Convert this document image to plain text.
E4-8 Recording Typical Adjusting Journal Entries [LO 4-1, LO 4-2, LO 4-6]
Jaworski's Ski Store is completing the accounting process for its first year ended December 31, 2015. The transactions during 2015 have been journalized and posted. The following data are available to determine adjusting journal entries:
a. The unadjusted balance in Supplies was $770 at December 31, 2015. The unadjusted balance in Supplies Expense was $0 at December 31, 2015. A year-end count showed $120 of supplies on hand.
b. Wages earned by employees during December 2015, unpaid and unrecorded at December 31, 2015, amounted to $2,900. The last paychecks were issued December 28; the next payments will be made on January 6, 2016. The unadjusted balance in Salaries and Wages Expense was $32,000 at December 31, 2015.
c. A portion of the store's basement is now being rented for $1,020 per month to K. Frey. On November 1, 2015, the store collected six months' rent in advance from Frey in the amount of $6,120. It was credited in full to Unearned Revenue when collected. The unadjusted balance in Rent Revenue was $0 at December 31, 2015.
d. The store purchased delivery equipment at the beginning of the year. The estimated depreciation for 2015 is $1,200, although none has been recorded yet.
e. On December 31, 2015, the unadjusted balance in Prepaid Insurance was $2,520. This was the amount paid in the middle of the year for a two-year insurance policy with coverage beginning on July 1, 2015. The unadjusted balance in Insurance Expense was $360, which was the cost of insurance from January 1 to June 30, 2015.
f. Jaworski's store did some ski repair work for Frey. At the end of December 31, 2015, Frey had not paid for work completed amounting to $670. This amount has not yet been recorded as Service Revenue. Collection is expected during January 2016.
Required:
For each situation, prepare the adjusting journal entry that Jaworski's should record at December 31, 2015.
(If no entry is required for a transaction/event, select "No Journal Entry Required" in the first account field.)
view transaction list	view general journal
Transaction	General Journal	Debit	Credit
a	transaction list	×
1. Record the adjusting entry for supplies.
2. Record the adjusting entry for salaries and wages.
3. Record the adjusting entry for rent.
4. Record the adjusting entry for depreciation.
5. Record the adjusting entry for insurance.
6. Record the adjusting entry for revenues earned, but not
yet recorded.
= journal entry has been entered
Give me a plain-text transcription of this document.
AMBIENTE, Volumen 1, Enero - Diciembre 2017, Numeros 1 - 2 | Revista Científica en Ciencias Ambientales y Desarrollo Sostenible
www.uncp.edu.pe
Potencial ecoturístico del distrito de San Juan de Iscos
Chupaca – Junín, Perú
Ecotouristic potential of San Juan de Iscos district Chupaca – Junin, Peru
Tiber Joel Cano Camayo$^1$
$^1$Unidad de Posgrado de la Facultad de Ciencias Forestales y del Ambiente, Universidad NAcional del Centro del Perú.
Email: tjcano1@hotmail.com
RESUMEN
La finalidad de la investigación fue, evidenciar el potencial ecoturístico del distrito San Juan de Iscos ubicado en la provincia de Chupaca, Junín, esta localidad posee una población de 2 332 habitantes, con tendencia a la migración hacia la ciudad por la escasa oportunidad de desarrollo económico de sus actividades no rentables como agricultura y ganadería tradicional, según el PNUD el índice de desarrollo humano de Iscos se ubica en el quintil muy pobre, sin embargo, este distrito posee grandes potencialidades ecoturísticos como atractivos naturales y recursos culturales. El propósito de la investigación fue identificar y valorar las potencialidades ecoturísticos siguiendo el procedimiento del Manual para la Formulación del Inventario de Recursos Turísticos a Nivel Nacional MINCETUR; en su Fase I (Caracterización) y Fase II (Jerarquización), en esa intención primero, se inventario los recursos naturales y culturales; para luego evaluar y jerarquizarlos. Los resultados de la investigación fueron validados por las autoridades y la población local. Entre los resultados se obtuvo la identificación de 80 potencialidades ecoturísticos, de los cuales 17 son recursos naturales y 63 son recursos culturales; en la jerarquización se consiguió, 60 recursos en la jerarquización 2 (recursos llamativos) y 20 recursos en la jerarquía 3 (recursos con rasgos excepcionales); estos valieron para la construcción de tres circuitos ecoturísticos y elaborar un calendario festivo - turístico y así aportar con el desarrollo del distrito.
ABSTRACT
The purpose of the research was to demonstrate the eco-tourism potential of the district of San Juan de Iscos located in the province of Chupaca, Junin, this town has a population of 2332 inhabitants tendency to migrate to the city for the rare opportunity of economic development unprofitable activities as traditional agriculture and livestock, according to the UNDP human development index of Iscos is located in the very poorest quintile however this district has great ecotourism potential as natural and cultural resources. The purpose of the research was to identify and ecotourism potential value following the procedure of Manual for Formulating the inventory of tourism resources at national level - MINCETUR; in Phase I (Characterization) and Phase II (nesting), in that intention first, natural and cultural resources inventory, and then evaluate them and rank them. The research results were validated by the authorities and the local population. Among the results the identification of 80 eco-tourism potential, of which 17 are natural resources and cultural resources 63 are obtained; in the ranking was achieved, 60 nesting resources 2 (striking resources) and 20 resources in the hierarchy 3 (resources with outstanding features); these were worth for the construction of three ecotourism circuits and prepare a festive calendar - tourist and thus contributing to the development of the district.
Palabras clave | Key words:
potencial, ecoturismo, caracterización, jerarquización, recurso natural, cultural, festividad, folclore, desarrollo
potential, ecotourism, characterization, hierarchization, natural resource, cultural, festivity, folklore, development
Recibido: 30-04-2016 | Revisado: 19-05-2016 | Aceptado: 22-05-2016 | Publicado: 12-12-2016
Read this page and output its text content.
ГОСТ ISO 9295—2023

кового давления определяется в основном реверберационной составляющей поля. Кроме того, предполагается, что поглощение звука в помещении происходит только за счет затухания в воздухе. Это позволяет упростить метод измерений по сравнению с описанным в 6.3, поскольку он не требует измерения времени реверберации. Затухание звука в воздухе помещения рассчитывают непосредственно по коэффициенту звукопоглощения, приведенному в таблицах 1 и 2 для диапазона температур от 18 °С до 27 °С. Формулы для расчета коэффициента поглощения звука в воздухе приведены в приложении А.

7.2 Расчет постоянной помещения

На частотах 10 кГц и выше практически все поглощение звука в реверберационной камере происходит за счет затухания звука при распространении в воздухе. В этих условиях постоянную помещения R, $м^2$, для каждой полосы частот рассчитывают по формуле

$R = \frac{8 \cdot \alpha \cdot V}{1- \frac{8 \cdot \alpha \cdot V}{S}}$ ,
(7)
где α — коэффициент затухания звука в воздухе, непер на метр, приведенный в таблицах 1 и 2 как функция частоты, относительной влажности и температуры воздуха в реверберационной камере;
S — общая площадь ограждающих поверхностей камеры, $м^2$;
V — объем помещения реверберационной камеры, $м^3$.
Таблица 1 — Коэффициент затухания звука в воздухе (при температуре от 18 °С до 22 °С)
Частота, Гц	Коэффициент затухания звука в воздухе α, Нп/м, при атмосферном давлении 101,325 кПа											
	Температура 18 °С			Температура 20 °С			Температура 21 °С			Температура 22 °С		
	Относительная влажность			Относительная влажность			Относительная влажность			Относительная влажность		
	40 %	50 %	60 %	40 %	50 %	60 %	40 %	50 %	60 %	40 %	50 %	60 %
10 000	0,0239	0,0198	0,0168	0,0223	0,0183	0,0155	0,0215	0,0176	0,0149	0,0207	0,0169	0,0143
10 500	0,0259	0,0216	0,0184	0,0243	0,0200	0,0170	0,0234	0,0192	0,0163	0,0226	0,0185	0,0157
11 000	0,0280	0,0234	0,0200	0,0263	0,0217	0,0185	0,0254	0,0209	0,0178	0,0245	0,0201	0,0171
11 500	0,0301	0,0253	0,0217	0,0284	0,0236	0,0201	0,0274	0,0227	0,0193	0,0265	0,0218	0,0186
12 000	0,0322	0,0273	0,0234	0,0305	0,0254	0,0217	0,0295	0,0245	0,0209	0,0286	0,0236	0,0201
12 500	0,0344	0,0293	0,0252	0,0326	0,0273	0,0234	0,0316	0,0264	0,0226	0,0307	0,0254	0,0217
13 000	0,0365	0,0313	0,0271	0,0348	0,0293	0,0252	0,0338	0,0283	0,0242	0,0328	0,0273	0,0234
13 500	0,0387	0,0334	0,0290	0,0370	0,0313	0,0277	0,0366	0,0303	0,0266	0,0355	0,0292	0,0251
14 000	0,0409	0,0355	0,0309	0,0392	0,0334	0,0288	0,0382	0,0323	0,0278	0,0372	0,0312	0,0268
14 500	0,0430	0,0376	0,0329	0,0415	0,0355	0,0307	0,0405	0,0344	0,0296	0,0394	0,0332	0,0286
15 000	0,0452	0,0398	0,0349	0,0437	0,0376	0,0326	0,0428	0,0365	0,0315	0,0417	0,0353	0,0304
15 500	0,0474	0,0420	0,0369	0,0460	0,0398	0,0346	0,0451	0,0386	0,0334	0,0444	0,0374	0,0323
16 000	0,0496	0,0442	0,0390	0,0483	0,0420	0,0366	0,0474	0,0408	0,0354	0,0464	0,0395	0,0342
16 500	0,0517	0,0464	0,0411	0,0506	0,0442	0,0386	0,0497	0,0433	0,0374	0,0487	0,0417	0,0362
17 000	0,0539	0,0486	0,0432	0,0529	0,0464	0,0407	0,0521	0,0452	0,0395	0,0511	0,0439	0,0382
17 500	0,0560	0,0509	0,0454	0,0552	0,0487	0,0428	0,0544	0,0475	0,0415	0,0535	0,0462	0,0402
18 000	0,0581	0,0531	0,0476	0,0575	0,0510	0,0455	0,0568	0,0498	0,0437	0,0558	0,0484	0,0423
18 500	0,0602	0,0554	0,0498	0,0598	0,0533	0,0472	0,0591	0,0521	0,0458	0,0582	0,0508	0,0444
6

####################

- [Task description]: Review the preceding data and report every line that includes the string "plain".

- [Solution to the exercise]:
Convert this document image to plain text.
Give me a plain-text transcription of this document.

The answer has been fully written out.